- **Exercise inputs**:
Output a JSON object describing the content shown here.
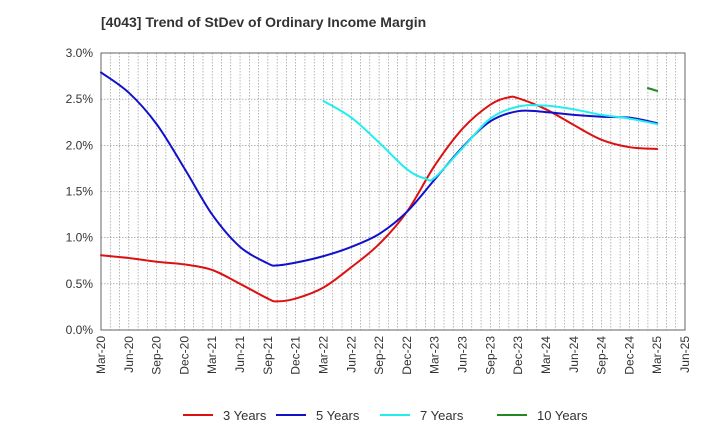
{
  "chart_data": {
    "type": "line",
    "title": "[4043]  Trend of StDev of Ordinary Income Margin",
    "xlabel": "",
    "ylabel": "",
    "ylim": [
      0.0,
      3.0
    ],
    "y_ticks": [
      0.0,
      0.5,
      1.0,
      1.5,
      2.0,
      2.5,
      3.0
    ],
    "y_tick_labels": [
      "0.0%",
      "0.5%",
      "1.0%",
      "1.5%",
      "2.0%",
      "2.5%",
      "3.0%"
    ],
    "x_range_months": [
      "2020-03",
      "2025-06"
    ],
    "x_tick_labels": [
      "Mar-20",
      "Jun-20",
      "Sep-20",
      "Dec-20",
      "Mar-21",
      "Jun-21",
      "Sep-21",
      "Dec-21",
      "Mar-22",
      "Jun-22",
      "Sep-22",
      "Dec-22",
      "Mar-23",
      "Jun-23",
      "Sep-23",
      "Dec-23",
      "Mar-24",
      "Jun-24",
      "Sep-24",
      "Dec-24",
      "Mar-25",
      "Jun-25"
    ],
    "grid": true,
    "legend_position": "bottom",
    "series": [
      {
        "name": "3 Years",
        "color": "#dd1111",
        "points": [
          [
            "Mar-20",
            0.81
          ],
          [
            "Jun-20",
            0.78
          ],
          [
            "Sep-20",
            0.74
          ],
          [
            "Dec-20",
            0.71
          ],
          [
            "Mar-21",
            0.65
          ],
          [
            "Jun-21",
            0.5
          ],
          [
            "Sep-21",
            0.34
          ],
          [
            "Oct-21",
            0.31
          ],
          [
            "Dec-21",
            0.34
          ],
          [
            "Mar-22",
            0.46
          ],
          [
            "Jun-22",
            0.68
          ],
          [
            "Sep-22",
            0.93
          ],
          [
            "Dec-22",
            1.28
          ],
          [
            "Mar-23",
            1.78
          ],
          [
            "Jun-23",
            2.18
          ],
          [
            "Sep-23",
            2.44
          ],
          [
            "Nov-23",
            2.52
          ],
          [
            "Dec-23",
            2.51
          ],
          [
            "Mar-24",
            2.39
          ],
          [
            "Jun-24",
            2.22
          ],
          [
            "Sep-24",
            2.06
          ],
          [
            "Dec-24",
            1.98
          ],
          [
            "Mar-25",
            1.96
          ]
        ]
      },
      {
        "name": "5 Years",
        "color": "#1111cc",
        "points": [
          [
            "Mar-20",
            2.79
          ],
          [
            "Jun-20",
            2.57
          ],
          [
            "Sep-20",
            2.23
          ],
          [
            "Dec-20",
            1.75
          ],
          [
            "Mar-21",
            1.25
          ],
          [
            "Jun-21",
            0.9
          ],
          [
            "Sep-21",
            0.72
          ],
          [
            "Oct-21",
            0.7
          ],
          [
            "Dec-21",
            0.73
          ],
          [
            "Mar-22",
            0.8
          ],
          [
            "Jun-22",
            0.9
          ],
          [
            "Sep-22",
            1.04
          ],
          [
            "Dec-22",
            1.28
          ],
          [
            "Mar-23",
            1.63
          ],
          [
            "Jun-23",
            1.98
          ],
          [
            "Sep-23",
            2.26
          ],
          [
            "Dec-23",
            2.37
          ],
          [
            "Mar-24",
            2.36
          ],
          [
            "Jun-24",
            2.33
          ],
          [
            "Sep-24",
            2.31
          ],
          [
            "Dec-24",
            2.3
          ],
          [
            "Mar-25",
            2.24
          ]
        ]
      },
      {
        "name": "7 Years",
        "color": "#22eeee",
        "points": [
          [
            "Mar-22",
            2.48
          ],
          [
            "Jun-22",
            2.3
          ],
          [
            "Sep-22",
            2.03
          ],
          [
            "Dec-22",
            1.74
          ],
          [
            "Feb-23",
            1.64
          ],
          [
            "Mar-23",
            1.65
          ],
          [
            "Jun-23",
            1.97
          ],
          [
            "Sep-23",
            2.29
          ],
          [
            "Dec-23",
            2.42
          ],
          [
            "Mar-24",
            2.43
          ],
          [
            "Jun-24",
            2.39
          ],
          [
            "Sep-24",
            2.33
          ],
          [
            "Dec-24",
            2.29
          ],
          [
            "Mar-25",
            2.23
          ]
        ]
      },
      {
        "name": "10 Years",
        "color": "#228822",
        "points": [
          [
            "Feb-25",
            2.62
          ],
          [
            "Mar-25",
            2.59
          ]
        ]
      }
    ]
  }
}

- **What needs to be done**:
Scan the listing above. Gather each line that contains the word "Years".

- **Solution for this task**:
        "name": "3 Years",
        "name": "5 Years",
        "name": "7 Years",
        "name": "10 Years",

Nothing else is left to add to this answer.